Extract all lines from the data beneath that include the word "الحسين".

** BEGIN SUPPLIED RECORDS **

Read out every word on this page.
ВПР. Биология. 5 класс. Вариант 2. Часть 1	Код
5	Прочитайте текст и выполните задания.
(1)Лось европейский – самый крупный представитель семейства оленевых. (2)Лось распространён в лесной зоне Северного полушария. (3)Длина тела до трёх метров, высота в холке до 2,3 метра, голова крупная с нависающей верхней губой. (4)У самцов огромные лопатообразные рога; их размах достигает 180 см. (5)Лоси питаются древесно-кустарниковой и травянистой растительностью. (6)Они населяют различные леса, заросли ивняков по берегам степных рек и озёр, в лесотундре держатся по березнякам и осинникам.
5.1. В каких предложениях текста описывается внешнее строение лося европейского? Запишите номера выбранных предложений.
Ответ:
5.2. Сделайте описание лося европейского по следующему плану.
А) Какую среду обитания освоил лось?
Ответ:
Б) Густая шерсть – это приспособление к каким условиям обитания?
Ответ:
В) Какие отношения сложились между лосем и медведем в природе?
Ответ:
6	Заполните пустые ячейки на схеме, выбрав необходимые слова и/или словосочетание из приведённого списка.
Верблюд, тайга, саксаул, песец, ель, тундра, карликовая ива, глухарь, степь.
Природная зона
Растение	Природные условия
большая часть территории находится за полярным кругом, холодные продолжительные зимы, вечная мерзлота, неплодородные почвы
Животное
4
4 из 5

** END SUPPLIED RECORDS **
** BEGIN SUPPLIED RECORDS **

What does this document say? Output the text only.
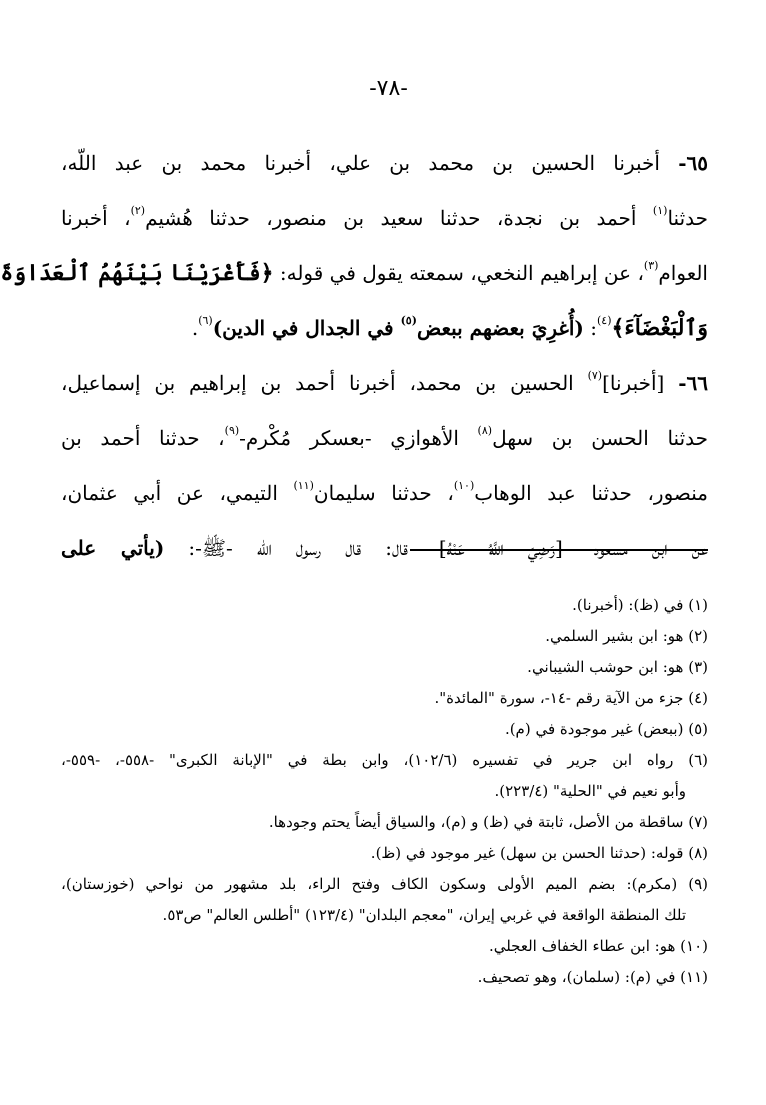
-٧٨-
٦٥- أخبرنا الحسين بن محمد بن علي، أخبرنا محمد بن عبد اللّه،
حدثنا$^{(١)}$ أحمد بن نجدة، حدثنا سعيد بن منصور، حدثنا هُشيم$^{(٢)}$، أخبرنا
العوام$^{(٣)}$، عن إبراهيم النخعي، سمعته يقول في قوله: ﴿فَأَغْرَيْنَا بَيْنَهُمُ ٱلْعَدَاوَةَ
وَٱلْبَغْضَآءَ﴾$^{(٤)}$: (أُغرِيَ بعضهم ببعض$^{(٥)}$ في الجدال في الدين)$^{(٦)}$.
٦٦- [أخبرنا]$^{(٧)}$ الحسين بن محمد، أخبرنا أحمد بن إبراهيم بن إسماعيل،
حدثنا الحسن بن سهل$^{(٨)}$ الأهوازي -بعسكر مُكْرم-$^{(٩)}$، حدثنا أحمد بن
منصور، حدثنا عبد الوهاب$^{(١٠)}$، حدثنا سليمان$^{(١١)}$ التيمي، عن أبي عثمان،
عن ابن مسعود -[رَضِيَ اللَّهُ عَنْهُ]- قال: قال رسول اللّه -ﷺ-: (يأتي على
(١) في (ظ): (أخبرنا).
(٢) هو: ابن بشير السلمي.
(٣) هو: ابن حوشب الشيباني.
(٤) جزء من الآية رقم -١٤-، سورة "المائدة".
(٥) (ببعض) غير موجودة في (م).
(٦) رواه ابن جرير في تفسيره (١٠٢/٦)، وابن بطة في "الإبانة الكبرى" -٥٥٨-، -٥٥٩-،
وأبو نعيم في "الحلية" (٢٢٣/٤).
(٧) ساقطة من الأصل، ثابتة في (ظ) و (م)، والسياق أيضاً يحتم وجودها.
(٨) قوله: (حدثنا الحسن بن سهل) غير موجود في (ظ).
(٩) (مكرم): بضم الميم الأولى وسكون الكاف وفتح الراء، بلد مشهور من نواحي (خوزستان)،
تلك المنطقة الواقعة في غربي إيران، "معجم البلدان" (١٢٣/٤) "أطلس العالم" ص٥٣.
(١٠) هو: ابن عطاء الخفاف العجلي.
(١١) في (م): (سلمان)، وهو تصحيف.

** END SUPPLIED RECORDS **

RESULT OF THIS EXERCISE =
٦٥- أخبرنا الحسين بن محمد بن علي، أخبرنا محمد بن عبد اللّه،
٦٦- [أخبرنا]$^{(٧)}$ الحسين بن محمد، أخبرنا أحمد بن إبراهيم بن إسماعيل،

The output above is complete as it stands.